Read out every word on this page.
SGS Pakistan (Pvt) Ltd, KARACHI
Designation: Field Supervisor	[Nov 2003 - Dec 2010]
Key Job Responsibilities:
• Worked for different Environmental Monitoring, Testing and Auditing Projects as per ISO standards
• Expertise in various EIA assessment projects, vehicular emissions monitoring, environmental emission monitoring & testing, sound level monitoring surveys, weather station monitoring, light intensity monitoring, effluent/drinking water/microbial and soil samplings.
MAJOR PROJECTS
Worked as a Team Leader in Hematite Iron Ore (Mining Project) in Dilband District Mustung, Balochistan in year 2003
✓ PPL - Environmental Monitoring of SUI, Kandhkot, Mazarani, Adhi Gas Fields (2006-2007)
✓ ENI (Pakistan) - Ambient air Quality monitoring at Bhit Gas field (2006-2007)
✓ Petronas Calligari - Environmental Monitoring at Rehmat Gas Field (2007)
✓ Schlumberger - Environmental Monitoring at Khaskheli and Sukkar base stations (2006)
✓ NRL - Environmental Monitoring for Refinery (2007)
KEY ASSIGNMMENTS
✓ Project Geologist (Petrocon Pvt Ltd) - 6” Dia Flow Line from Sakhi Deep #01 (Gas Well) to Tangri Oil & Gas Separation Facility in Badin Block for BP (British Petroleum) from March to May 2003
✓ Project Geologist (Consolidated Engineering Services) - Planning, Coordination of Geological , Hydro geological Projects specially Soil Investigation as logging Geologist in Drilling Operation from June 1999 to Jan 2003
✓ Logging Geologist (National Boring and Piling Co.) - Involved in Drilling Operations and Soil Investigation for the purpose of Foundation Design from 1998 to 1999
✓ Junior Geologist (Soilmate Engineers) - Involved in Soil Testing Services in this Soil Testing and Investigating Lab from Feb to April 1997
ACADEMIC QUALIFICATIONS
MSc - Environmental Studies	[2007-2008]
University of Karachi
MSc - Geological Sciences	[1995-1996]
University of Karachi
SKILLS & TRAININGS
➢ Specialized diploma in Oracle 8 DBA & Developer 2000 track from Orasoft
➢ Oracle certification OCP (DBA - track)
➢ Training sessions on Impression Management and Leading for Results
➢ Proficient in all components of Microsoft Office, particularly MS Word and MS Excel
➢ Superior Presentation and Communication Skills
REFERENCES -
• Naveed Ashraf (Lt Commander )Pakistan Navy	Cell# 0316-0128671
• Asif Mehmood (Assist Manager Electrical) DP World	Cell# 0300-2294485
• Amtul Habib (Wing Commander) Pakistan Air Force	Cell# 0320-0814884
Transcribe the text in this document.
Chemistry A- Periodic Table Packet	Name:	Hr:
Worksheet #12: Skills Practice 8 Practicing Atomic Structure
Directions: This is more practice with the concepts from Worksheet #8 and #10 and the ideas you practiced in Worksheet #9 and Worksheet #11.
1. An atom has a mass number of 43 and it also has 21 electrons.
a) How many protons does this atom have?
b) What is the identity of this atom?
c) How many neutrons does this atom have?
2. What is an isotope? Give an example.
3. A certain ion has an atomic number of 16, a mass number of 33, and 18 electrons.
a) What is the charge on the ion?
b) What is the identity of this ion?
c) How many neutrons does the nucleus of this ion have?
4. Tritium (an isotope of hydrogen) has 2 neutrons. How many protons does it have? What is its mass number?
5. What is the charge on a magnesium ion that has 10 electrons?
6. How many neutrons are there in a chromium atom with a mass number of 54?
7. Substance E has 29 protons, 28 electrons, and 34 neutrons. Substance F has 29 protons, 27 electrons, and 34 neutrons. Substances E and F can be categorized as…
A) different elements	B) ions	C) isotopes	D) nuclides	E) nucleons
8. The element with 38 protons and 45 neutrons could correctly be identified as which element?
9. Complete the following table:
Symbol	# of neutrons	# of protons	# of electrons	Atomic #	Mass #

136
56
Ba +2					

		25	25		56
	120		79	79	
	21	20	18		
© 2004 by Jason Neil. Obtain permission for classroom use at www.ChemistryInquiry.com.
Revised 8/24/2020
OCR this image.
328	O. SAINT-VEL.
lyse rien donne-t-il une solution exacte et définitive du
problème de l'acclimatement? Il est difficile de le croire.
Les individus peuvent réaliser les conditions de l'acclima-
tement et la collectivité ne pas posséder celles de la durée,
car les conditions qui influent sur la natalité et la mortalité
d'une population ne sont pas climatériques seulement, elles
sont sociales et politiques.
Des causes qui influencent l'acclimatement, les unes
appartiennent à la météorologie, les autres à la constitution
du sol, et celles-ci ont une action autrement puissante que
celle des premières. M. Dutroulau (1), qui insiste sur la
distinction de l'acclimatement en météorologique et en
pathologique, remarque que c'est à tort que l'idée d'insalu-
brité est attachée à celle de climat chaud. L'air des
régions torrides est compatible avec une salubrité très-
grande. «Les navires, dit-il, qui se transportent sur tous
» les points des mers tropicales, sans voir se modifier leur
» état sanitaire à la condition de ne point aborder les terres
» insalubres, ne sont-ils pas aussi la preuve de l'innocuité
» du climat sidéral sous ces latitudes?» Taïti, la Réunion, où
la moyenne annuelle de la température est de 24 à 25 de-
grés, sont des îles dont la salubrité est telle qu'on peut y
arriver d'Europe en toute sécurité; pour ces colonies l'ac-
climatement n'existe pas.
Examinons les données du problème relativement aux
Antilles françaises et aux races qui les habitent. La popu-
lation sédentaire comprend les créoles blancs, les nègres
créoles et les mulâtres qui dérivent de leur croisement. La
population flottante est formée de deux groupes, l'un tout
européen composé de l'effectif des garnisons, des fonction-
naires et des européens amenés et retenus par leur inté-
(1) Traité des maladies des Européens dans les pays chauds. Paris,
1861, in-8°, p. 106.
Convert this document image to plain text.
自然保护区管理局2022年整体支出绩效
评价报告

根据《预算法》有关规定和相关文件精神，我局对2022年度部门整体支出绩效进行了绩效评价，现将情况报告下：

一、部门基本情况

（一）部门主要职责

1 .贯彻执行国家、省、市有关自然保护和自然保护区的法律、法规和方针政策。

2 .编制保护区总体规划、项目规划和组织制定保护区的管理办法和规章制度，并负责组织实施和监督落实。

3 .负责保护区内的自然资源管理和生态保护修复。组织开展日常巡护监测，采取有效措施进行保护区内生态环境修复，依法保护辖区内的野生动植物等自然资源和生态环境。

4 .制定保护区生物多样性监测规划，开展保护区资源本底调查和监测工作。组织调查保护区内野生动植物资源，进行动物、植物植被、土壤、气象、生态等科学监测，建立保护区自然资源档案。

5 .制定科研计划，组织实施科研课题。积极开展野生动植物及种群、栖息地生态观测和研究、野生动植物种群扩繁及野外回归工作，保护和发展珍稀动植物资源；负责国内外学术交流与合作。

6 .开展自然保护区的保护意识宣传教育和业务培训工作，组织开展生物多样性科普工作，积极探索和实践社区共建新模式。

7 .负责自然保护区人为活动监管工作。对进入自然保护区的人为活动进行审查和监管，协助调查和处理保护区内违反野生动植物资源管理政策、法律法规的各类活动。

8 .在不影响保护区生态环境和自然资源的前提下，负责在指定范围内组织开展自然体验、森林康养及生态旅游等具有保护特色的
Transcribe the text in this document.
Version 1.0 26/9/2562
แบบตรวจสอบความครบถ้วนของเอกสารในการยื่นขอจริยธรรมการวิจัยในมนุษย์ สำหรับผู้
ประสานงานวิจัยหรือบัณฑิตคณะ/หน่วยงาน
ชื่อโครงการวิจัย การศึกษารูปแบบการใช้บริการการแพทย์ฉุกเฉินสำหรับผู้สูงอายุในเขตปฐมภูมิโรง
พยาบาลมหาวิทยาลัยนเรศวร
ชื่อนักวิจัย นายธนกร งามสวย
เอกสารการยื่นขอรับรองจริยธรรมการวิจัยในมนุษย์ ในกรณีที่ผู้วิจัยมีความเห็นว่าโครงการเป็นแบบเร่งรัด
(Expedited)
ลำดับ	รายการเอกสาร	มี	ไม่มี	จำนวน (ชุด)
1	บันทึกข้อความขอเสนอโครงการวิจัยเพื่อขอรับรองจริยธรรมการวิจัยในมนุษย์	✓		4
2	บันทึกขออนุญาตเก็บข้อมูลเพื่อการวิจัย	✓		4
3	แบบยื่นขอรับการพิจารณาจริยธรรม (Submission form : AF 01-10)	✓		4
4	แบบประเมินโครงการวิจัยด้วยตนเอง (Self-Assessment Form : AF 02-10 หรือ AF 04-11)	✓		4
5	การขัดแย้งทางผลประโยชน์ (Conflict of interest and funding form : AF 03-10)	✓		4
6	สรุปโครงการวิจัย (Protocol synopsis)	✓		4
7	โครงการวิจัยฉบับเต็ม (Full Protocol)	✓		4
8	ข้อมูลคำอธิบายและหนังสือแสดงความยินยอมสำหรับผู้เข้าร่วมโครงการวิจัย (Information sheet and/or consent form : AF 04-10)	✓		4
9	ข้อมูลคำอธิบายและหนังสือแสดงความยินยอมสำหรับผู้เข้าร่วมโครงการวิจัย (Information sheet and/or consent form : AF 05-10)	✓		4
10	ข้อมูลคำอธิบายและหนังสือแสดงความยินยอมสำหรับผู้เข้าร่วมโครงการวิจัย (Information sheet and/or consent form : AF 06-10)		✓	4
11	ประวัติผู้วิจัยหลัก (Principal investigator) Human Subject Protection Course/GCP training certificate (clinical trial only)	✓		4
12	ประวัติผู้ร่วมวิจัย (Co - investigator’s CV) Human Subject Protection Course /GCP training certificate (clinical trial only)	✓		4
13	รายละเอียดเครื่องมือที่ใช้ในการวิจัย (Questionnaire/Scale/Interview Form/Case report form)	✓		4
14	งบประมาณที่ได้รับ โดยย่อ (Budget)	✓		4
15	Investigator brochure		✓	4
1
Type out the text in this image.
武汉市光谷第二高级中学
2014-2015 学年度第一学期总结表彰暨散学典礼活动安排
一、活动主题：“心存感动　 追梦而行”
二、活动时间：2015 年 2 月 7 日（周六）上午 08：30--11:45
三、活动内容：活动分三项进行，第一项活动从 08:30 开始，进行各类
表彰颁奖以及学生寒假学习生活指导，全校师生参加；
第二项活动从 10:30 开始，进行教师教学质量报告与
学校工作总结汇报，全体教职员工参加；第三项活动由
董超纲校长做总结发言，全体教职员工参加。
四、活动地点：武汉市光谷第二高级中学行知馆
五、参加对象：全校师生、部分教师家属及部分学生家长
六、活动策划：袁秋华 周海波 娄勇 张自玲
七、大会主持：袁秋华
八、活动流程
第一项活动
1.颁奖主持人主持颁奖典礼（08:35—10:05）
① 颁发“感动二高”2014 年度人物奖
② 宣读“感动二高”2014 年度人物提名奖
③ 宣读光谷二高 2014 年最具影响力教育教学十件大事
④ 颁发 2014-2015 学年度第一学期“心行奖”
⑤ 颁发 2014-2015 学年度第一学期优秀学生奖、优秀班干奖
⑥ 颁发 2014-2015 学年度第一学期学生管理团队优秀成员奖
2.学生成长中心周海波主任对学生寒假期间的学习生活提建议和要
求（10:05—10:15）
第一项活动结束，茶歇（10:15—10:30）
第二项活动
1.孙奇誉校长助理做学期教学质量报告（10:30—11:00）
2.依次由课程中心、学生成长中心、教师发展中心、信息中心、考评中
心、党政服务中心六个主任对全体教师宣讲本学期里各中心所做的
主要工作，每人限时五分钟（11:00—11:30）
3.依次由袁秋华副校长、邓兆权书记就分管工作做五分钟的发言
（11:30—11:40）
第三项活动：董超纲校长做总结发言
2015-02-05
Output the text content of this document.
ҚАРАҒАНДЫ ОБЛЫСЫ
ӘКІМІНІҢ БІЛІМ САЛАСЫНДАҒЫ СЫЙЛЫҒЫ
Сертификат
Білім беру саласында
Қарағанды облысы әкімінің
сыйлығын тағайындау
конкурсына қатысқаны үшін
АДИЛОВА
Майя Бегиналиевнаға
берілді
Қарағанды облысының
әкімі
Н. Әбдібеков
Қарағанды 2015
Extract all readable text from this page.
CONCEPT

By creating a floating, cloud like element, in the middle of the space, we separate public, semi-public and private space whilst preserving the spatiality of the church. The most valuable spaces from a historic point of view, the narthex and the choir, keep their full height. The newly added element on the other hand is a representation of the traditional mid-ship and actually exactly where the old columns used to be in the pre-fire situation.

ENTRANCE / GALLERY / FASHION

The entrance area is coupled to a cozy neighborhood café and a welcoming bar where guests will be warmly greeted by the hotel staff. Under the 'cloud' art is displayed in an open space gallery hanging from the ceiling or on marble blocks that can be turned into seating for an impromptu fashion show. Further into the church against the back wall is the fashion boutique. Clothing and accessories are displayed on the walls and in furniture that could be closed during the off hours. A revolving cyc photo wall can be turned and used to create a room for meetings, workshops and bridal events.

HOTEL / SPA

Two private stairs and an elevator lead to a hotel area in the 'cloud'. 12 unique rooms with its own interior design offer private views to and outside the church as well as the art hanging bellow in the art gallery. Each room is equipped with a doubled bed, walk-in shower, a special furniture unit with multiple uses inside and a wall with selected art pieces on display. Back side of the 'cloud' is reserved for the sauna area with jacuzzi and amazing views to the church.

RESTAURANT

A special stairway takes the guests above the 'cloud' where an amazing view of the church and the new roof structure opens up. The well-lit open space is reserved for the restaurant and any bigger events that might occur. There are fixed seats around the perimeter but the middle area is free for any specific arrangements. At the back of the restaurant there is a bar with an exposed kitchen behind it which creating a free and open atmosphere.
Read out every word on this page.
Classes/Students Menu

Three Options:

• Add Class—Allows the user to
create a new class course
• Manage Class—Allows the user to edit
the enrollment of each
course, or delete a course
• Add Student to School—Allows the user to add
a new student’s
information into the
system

===

Directions: Of the lines above, copy each that contains "Drilling".

Solution for this problem:
✓ Project Geologist (Consolidated Engineering Services) - Planning, Coordination of Geological , Hydro geological Projects specially Soil Investigation as logging Geologist in Drilling Operation from June 1999 to Jan 2003
✓ Logging Geologist (National Boring and Piling Co.) - Involved in Drilling Operations and Soil Investigation for the purpose of Foundation Design from 1998 to 1999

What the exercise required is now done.